Exercise details — Below are the records; pull every line that includes "Astronomical".

Data rows —
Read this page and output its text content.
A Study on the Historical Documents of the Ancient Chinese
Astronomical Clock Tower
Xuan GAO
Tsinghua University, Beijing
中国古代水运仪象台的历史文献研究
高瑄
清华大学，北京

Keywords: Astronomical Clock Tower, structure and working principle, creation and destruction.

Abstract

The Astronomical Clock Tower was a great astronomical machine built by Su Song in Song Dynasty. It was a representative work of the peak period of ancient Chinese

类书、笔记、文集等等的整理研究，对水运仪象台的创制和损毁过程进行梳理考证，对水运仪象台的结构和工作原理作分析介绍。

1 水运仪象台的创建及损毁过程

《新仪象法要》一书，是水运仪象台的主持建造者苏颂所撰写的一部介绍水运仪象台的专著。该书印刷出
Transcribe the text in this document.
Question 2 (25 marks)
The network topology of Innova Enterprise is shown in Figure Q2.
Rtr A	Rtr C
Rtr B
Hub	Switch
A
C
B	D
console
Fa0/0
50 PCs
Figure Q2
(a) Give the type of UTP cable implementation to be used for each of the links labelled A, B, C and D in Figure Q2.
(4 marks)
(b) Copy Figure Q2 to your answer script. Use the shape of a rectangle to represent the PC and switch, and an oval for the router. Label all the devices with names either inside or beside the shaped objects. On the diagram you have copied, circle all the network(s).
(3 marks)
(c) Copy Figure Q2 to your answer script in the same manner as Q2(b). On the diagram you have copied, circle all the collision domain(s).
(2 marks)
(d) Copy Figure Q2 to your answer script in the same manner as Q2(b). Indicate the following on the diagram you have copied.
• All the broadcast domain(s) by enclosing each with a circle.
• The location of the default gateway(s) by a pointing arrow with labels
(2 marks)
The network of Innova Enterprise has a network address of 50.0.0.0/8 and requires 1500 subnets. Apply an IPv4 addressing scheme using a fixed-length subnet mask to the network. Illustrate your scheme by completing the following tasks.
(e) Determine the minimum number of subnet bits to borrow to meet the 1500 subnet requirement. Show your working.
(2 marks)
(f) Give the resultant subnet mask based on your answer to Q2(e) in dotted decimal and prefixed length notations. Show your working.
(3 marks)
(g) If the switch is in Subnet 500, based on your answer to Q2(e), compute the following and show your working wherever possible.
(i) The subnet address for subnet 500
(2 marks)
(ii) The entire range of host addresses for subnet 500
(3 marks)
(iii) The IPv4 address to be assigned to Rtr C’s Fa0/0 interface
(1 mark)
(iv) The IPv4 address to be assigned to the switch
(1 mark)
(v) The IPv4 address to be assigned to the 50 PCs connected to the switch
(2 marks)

Finished task —
Astronomical Clock Tower
Keywords: Astronomical Clock Tower, structure and working principle, creation and destruction.
The Astronomical Clock Tower was a great astronomical machine built by Su Song in Song Dynasty. It was a representative work of the peak period of ancient Chinese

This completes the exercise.